[Data items]
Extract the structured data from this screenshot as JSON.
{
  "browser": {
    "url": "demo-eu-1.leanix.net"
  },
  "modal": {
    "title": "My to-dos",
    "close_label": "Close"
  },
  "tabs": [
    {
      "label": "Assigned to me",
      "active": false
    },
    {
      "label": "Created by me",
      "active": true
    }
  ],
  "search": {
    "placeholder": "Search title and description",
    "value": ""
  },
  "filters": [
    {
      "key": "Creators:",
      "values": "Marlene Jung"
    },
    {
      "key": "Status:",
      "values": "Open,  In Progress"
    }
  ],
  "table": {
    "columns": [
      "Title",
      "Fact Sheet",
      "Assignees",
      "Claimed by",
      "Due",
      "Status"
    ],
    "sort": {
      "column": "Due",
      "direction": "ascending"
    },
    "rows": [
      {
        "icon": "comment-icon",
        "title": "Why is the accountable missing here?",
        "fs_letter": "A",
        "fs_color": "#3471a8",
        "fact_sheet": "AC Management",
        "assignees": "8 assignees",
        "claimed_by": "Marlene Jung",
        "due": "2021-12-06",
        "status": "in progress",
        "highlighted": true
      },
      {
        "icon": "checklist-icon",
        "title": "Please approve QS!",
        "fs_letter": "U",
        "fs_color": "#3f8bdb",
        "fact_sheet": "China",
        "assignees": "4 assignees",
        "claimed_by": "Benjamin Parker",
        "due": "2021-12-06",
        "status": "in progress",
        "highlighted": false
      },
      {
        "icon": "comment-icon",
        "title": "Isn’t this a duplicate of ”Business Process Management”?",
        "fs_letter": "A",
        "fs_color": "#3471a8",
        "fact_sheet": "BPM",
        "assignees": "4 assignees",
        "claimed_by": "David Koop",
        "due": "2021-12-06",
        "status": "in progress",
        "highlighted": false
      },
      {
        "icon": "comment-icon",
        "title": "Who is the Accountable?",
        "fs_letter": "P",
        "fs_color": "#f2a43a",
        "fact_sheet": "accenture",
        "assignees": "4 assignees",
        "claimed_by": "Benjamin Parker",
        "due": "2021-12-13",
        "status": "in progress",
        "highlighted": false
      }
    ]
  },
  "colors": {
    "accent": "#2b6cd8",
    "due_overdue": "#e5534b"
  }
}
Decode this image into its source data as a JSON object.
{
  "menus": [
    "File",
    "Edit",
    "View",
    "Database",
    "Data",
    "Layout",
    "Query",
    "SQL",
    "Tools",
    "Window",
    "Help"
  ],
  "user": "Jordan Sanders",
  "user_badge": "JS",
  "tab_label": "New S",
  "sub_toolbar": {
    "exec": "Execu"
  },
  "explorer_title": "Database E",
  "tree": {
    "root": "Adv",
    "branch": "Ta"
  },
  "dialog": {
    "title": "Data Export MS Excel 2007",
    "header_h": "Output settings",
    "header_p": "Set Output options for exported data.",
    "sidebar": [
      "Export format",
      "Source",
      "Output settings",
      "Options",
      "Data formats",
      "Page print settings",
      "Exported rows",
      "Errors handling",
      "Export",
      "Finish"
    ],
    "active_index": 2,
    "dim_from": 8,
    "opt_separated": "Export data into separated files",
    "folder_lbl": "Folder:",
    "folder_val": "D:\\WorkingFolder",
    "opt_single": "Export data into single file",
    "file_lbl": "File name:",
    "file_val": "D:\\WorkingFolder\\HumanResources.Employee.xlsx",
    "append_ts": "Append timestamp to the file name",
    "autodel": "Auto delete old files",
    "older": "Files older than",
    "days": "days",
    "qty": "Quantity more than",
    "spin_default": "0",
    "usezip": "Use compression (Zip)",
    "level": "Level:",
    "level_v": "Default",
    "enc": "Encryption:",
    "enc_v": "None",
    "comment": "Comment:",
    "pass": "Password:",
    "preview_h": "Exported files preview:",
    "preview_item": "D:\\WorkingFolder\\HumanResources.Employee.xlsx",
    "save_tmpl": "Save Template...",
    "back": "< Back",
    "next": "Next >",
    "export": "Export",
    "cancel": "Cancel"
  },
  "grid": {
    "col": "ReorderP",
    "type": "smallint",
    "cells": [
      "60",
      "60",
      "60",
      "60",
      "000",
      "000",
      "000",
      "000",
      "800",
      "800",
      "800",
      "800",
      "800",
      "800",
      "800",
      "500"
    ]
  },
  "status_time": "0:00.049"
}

_Prompt_
Only the number is wanted: how many lines in the data include the string "Employee"?

_Task answer_
2